▶ Exercise data
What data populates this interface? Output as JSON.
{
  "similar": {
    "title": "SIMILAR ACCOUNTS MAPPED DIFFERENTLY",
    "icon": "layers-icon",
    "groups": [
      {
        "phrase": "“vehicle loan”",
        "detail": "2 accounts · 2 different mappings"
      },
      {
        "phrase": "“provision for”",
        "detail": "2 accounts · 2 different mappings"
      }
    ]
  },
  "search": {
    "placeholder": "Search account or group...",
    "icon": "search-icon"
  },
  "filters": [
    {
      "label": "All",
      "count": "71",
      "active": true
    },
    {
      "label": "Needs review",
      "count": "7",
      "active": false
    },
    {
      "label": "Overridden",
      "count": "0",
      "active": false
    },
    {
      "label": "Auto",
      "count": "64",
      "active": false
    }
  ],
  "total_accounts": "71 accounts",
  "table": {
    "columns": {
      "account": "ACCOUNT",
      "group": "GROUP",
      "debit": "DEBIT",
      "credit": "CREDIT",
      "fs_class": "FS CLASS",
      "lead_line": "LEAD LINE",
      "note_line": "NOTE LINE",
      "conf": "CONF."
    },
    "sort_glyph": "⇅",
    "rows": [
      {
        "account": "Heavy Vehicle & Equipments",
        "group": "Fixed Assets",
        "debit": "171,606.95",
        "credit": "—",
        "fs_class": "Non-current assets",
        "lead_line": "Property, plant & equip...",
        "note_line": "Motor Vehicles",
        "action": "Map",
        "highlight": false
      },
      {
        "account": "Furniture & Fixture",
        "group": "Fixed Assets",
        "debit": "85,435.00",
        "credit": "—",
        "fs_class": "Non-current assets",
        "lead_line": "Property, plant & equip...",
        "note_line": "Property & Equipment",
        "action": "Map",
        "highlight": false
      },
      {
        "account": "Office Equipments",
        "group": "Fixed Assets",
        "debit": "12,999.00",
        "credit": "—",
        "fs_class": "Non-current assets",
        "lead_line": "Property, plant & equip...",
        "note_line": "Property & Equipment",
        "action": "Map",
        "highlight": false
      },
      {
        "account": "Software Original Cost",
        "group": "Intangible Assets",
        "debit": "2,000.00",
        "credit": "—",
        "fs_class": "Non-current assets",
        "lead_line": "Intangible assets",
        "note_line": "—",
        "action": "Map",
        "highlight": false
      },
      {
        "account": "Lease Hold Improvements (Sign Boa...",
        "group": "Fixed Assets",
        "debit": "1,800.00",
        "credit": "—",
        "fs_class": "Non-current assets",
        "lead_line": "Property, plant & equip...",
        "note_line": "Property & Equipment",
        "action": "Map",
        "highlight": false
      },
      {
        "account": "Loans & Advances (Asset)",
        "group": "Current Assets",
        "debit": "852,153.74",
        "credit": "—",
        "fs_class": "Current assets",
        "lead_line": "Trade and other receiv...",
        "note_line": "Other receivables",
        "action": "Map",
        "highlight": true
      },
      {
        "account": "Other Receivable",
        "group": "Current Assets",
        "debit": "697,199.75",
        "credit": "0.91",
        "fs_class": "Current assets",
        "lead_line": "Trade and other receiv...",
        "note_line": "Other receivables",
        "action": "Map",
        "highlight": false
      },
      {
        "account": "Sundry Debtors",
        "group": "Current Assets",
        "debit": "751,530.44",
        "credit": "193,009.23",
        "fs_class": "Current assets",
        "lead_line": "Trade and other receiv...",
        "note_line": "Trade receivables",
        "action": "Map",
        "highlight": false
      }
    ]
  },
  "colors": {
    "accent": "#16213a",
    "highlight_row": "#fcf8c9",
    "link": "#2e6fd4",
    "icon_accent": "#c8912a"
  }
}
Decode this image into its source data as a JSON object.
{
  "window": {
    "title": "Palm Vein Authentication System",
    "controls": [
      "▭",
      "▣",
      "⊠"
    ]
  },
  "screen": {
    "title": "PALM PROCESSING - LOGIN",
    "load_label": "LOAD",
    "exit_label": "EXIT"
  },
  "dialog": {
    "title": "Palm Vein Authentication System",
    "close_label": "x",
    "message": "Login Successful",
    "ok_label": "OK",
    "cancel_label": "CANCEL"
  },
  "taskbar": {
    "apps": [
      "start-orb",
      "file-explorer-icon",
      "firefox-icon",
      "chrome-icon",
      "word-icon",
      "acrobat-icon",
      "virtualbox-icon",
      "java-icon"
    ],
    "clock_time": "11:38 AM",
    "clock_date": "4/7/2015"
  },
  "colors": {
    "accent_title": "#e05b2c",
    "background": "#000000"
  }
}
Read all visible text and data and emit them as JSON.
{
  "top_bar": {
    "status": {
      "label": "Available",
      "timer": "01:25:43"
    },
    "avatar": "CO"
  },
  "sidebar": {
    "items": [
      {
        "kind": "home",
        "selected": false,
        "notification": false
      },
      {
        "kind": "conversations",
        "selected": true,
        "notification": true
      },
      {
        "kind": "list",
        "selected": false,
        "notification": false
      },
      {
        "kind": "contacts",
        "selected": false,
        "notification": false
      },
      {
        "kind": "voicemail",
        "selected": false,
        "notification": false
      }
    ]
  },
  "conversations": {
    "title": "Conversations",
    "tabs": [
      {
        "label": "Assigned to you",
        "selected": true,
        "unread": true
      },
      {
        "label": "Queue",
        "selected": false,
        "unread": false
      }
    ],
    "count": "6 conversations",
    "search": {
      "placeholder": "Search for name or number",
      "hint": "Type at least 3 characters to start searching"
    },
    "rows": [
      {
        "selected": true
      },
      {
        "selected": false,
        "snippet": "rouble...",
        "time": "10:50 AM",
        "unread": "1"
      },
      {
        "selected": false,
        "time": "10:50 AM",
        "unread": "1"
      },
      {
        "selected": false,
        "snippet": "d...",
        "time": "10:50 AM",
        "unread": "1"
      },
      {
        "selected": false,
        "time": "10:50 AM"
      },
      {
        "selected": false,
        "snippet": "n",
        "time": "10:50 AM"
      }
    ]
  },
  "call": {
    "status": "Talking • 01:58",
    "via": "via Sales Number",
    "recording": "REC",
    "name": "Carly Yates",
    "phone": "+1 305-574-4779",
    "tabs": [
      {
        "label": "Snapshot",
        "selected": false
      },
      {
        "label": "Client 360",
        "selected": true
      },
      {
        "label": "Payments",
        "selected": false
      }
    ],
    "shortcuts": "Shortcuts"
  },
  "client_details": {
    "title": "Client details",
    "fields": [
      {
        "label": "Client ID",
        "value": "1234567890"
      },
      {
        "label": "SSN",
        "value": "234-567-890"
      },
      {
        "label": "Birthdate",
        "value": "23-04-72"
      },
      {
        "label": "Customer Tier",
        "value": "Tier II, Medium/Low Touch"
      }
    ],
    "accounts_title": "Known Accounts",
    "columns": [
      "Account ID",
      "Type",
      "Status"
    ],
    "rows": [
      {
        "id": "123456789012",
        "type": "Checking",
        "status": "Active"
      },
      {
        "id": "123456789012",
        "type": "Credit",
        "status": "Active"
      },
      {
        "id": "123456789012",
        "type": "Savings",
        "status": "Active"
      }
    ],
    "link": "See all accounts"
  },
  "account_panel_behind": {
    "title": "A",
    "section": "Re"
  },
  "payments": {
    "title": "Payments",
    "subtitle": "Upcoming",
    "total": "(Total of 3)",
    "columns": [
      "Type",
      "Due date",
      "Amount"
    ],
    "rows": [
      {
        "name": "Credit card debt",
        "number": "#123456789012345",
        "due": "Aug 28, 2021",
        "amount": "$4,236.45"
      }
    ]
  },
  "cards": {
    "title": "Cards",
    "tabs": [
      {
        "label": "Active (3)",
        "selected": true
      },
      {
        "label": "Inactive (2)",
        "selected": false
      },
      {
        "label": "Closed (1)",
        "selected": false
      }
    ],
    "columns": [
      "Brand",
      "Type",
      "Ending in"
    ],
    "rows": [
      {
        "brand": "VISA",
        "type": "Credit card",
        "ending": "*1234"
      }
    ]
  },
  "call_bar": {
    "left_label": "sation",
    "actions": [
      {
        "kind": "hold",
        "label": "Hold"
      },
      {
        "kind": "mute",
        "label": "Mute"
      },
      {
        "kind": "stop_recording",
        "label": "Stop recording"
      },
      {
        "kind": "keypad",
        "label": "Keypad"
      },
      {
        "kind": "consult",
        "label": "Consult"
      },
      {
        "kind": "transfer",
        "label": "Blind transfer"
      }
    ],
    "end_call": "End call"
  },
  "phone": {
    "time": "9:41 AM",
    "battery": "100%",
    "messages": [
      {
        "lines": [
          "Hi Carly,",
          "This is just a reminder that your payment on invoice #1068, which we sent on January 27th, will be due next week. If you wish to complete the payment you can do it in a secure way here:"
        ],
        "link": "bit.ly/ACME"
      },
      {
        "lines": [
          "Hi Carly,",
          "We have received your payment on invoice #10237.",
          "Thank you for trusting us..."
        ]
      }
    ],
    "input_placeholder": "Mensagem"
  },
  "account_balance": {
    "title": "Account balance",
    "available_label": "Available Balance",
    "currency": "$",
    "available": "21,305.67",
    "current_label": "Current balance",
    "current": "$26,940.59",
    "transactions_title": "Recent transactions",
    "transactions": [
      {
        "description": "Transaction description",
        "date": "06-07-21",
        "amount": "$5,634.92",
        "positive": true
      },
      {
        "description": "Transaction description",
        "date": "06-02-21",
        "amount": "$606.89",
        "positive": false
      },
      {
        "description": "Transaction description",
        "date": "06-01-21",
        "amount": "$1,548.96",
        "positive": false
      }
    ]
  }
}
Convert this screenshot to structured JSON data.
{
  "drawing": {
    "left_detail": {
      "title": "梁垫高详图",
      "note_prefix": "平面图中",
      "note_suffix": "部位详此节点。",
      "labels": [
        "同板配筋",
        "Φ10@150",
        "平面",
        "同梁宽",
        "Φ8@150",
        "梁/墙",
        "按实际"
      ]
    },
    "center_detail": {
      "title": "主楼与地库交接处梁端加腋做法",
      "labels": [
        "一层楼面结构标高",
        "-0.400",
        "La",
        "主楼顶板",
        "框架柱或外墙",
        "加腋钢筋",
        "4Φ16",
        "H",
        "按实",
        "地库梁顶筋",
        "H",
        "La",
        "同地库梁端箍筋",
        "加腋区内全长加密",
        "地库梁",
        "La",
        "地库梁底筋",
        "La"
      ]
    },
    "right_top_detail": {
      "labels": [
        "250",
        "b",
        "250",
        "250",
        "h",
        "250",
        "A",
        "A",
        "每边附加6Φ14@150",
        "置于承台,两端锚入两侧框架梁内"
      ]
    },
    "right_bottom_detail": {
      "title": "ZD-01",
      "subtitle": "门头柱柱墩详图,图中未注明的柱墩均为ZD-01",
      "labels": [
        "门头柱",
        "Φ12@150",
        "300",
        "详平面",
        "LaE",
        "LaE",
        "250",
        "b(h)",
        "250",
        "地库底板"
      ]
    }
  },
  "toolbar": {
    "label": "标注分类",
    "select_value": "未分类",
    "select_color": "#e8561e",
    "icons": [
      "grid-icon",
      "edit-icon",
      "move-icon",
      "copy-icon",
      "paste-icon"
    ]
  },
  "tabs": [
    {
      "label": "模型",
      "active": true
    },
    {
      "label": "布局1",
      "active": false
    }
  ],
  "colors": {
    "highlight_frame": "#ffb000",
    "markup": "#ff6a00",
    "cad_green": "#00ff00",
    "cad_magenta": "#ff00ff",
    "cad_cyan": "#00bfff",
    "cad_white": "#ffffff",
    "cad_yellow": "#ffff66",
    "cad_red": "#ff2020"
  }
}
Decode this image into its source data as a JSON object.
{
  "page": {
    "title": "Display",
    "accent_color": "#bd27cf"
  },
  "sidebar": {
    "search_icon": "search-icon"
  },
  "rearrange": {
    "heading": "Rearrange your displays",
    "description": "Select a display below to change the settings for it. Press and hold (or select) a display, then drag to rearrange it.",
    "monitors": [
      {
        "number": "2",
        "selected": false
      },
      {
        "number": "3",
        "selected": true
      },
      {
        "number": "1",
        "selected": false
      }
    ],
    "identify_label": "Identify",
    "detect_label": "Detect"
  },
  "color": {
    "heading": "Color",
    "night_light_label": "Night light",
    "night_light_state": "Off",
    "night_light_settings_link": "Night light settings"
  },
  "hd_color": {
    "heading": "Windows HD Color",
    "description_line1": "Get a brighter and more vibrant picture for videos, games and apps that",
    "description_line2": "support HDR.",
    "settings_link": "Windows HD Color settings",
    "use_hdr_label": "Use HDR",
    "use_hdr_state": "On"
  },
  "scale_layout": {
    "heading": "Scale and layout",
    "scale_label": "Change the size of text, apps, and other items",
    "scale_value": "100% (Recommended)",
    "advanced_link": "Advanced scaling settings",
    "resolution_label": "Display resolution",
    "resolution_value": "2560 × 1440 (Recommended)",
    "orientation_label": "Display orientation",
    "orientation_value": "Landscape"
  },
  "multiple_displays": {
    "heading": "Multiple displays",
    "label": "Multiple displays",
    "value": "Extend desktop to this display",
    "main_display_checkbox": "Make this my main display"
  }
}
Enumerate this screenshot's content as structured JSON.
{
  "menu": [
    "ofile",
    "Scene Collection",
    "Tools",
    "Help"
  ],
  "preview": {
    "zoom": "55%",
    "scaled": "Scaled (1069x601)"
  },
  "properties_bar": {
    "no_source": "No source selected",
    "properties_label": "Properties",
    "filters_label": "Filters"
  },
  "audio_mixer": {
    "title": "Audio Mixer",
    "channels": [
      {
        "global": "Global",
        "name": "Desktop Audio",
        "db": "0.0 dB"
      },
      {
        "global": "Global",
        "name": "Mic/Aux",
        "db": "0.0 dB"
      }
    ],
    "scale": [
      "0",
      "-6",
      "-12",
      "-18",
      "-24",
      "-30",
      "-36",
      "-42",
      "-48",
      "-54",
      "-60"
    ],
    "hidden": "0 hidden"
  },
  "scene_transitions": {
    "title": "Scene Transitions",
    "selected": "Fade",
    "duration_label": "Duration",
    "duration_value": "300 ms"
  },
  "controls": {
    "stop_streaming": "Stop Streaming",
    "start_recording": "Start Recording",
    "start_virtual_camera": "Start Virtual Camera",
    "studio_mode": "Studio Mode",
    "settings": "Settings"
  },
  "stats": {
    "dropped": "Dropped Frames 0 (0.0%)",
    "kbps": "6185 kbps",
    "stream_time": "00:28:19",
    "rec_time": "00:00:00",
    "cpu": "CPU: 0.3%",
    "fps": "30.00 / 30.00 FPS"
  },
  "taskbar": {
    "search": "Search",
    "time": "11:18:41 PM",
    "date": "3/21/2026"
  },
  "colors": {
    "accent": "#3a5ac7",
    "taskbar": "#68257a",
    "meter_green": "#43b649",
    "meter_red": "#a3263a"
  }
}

▶ What is being asked
Pick out and copy every line that contains the word "settings".

▶ Final result
    "description": "Select a display below to change the settings for it. Press and hold (or select) a display, then drag to rearrange it.",
    "night_light_settings_link": "Night light settings"
    "settings_link": "Windows HD Color settings",
    "advanced_link": "Advanced scaling settings",
    "settings": "Settings"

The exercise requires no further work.